Retype exactly the lines that run from the line with "Output the text content of this document." to the final line of the entries, keeping both ends and nothing else.
◇ ◇ ◇ ◇
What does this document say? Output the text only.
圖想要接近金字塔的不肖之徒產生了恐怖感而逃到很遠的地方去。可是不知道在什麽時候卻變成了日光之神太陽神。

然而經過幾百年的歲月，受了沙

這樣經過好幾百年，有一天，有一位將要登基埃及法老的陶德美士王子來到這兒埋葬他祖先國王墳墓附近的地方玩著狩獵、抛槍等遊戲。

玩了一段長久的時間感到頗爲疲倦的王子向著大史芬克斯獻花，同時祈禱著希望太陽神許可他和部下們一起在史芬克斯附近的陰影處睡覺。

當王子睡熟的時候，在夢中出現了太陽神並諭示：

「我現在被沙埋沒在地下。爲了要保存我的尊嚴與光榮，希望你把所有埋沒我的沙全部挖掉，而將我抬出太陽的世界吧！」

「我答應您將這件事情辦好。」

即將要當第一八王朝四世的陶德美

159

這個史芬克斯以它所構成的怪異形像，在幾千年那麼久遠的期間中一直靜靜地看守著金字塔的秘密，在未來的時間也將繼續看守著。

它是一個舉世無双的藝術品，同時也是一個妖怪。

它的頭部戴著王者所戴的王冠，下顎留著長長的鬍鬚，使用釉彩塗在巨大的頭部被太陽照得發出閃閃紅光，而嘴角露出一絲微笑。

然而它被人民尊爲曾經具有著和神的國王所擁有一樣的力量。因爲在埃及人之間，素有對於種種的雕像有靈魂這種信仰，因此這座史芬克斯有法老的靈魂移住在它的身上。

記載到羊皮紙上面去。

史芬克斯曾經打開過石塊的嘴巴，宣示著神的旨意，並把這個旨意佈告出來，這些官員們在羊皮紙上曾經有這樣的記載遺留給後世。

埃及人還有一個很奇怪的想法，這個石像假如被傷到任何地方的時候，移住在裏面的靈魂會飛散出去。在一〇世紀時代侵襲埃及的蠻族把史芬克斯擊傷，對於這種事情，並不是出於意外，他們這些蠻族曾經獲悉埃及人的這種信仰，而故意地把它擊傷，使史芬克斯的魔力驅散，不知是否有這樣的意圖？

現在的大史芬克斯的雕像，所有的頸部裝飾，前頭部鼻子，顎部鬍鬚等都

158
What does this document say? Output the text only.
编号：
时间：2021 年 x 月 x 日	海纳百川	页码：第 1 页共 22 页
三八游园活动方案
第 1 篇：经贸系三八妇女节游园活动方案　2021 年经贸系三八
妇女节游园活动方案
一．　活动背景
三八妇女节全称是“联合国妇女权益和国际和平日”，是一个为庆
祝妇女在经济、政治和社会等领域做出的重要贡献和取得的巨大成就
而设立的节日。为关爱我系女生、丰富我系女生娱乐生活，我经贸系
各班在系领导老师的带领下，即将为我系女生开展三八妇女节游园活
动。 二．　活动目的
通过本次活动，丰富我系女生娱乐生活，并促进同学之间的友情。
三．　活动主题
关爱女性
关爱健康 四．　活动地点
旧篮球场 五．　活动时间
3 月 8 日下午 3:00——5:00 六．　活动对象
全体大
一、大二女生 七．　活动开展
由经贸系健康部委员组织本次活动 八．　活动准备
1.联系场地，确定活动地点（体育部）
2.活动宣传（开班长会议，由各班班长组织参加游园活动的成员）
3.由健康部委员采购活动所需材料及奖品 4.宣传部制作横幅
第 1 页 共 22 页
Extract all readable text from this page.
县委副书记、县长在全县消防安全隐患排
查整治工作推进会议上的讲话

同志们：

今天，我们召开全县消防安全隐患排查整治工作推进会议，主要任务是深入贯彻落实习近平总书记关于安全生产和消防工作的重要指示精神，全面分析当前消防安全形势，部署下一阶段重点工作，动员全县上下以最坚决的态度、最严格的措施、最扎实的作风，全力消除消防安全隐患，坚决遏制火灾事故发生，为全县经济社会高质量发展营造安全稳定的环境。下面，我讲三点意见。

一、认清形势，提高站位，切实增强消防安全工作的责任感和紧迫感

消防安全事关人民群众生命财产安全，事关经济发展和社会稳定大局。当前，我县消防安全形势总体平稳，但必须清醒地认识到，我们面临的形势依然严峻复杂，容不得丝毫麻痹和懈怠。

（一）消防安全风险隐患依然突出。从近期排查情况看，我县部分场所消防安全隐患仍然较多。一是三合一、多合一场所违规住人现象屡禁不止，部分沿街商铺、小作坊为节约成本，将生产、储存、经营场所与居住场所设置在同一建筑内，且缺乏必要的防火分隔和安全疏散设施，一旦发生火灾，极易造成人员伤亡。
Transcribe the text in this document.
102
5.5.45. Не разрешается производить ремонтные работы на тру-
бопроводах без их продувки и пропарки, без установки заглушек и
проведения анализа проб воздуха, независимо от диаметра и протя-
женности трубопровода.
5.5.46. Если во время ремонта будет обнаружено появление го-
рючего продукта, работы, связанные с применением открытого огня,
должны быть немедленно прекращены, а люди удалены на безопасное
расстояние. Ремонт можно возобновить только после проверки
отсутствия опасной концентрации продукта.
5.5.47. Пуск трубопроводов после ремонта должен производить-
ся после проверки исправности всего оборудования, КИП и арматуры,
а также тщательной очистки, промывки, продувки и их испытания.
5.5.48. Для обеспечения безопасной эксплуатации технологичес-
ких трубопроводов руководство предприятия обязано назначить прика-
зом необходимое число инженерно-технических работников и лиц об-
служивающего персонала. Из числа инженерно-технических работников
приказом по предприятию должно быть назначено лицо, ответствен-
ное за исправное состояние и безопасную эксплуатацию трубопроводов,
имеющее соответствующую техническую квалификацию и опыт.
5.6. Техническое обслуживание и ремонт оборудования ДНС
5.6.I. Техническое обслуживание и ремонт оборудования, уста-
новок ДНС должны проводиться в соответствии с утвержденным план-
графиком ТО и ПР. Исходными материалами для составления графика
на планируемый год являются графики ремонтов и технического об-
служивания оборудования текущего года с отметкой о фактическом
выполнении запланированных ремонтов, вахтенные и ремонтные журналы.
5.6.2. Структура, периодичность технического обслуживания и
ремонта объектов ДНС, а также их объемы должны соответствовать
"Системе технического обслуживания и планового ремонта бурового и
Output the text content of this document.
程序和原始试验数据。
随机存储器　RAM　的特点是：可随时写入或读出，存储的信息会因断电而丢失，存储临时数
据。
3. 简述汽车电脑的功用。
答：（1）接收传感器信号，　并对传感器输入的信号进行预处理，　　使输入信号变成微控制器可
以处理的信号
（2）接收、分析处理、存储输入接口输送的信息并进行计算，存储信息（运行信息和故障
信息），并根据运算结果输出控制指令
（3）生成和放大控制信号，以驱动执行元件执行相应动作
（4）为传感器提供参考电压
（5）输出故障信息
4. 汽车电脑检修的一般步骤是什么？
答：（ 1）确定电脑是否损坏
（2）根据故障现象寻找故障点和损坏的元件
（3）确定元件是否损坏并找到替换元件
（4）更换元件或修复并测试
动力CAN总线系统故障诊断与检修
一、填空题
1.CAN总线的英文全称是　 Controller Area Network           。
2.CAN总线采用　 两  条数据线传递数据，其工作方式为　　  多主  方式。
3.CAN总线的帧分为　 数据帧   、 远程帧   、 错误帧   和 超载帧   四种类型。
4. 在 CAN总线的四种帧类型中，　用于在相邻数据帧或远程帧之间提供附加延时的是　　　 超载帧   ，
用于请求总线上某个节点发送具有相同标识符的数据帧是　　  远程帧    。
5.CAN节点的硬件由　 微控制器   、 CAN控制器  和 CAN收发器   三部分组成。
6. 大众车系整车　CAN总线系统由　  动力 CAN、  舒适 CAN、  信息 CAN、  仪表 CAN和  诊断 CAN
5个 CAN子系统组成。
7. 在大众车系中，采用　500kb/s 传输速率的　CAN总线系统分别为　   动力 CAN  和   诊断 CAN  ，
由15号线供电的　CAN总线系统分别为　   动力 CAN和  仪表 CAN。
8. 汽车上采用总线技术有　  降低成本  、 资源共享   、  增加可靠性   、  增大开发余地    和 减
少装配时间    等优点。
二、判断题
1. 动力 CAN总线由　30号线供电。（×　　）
◇ ◇ ◇ ◇
# Expected answer
Output the text content of this document.
程序和原始试验数据。
随机存储器　RAM　的特点是：可随时写入或读出，存储的信息会因断电而丢失，存储临时数
据。
3. 简述汽车电脑的功用。
答：（1）接收传感器信号，　并对传感器输入的信号进行预处理，　　使输入信号变成微控制器可
以处理的信号
（2）接收、分析处理、存储输入接口输送的信息并进行计算，存储信息（运行信息和故障
信息），并根据运算结果输出控制指令
（3）生成和放大控制信号，以驱动执行元件执行相应动作
（4）为传感器提供参考电压
（5）输出故障信息
4. 汽车电脑检修的一般步骤是什么？
答：（ 1）确定电脑是否损坏
（2）根据故障现象寻找故障点和损坏的元件
（3）确定元件是否损坏并找到替换元件
（4）更换元件或修复并测试
动力CAN总线系统故障诊断与检修
一、填空题
1.CAN总线的英文全称是　 Controller Area Network           。
2.CAN总线采用　 两  条数据线传递数据，其工作方式为　　  多主  方式。
3.CAN总线的帧分为　 数据帧   、 远程帧   、 错误帧   和 超载帧   四种类型。
4. 在 CAN总线的四种帧类型中，　用于在相邻数据帧或远程帧之间提供附加延时的是　　　 超载帧   ，
用于请求总线上某个节点发送具有相同标识符的数据帧是　　  远程帧    。
5.CAN节点的硬件由　 微控制器   、 CAN控制器  和 CAN收发器   三部分组成。
6. 大众车系整车　CAN总线系统由　  动力 CAN、  舒适 CAN、  信息 CAN、  仪表 CAN和  诊断 CAN
5个 CAN子系统组成。
7. 在大众车系中，采用　500kb/s 传输速率的　CAN总线系统分别为　   动力 CAN  和   诊断 CAN  ，
由15号线供电的　CAN总线系统分别为　   动力 CAN和  仪表 CAN。
8. 汽车上采用总线技术有　  降低成本  、 资源共享   、  增加可靠性   、  增大开发余地    和 减
少装配时间    等优点。
二、判断题
1. 动力 CAN总线由　30号线供电。（×　　）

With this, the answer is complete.